» ABOUT THIS EXERCISE:
Using the entries that follow, collect the lines where the word "Tugenden" appears.

+++ SOURCE DATA +++

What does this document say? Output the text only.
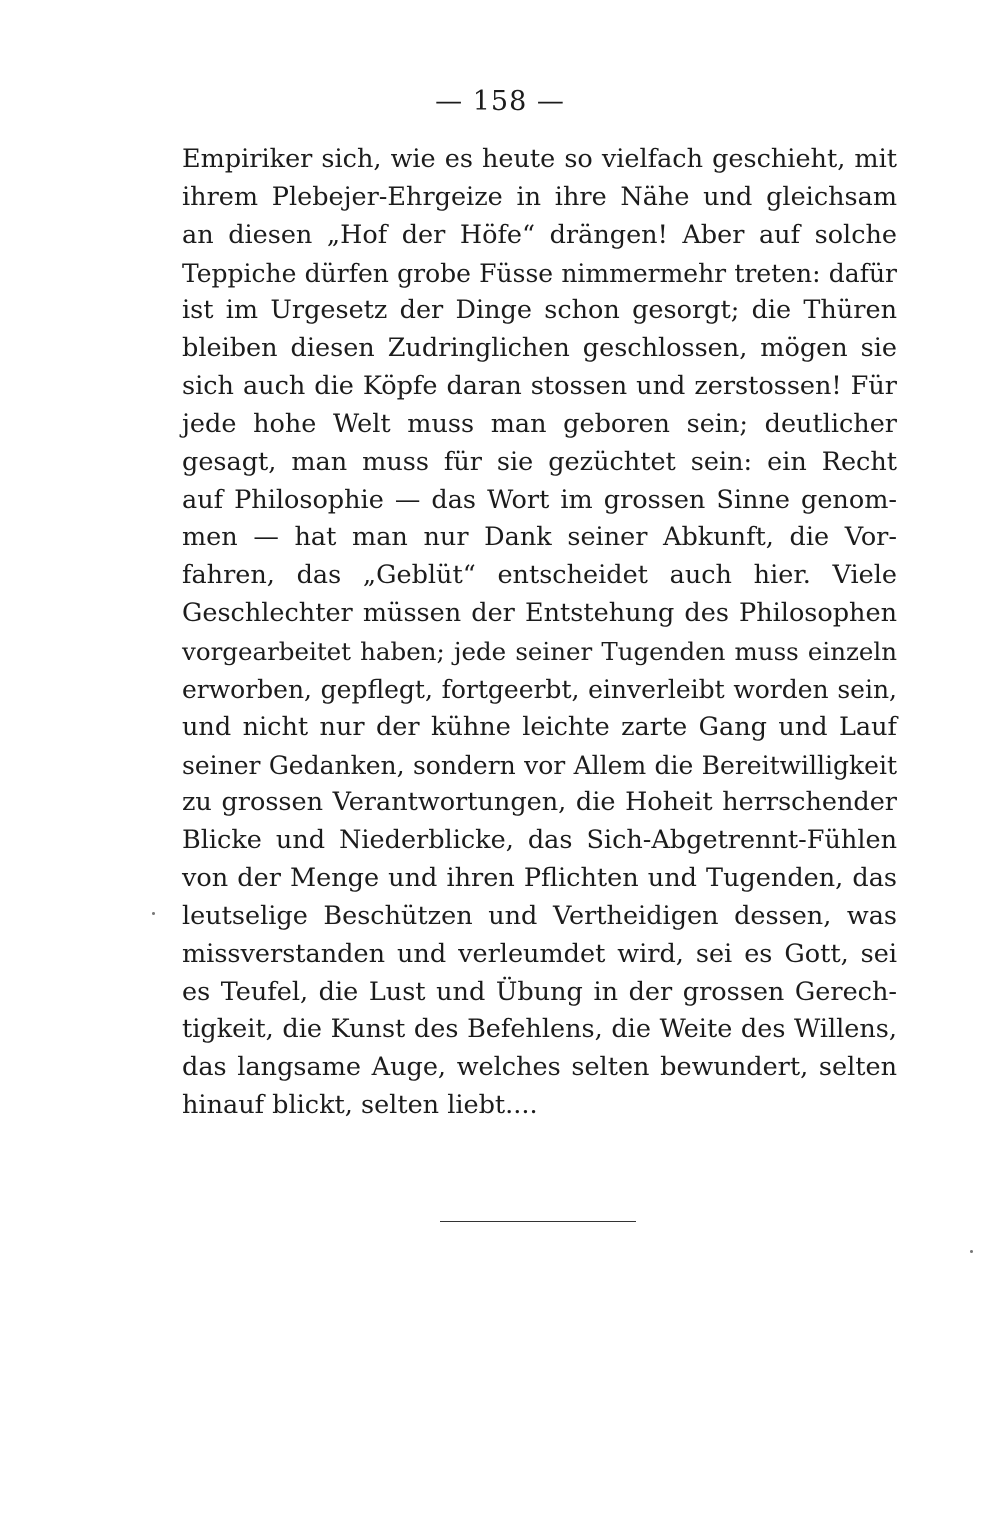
— 158 —
Empiriker sich, wie es heute so vielfach geschieht, mit
ihrem Plebejer-Ehrgeize in ihre Nähe und gleichsam
an diesen „Hof der Höfe“ drängen! Aber auf solche
Teppiche dürfen grobe Füsse nimmermehr treten: dafür
ist im Urgesetz der Dinge schon gesorgt; die Thüren
bleiben diesen Zudringlichen geschlossen, mögen sie
sich auch die Köpfe daran stossen und zerstossen! Für
jede hohe Welt muss man geboren sein; deutlicher
gesagt, man muss für sie gezüchtet sein: ein Recht
auf Philosophie — das Wort im grossen Sinne genom-
men — hat man nur Dank seiner Abkunft, die Vor-
fahren, das „Geblüt“ entscheidet auch hier. Viele
Geschlechter müssen der Entstehung des Philosophen
vorgearbeitet haben; jede seiner Tugenden muss einzeln
erworben, gepflegt, fortgeerbt, einverleibt worden sein,
und nicht nur der kühne leichte zarte Gang und Lauf
seiner Gedanken, sondern vor Allem die Bereitwilligkeit
zu grossen Verantwortungen, die Hoheit herrschender
Blicke und Niederblicke, das Sich-Abgetrennt-Fühlen
von der Menge und ihren Pflichten und Tugenden, das
leutselige Beschützen und Vertheidigen dessen, was
missverstanden und verleumdet wird, sei es Gott, sei
es Teufel, die Lust und Übung in der grossen Gerech-
tigkeit, die Kunst des Befehlens, die Weite des Willens,
das langsame Auge, welches selten bewundert, selten
hinauf blickt, selten liebt....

+++

» ANSWER FOR THE TASK:
vorgearbeitet haben; jede seiner Tugenden muss einzeln
von der Menge und ihren Pflichten und Tugenden, das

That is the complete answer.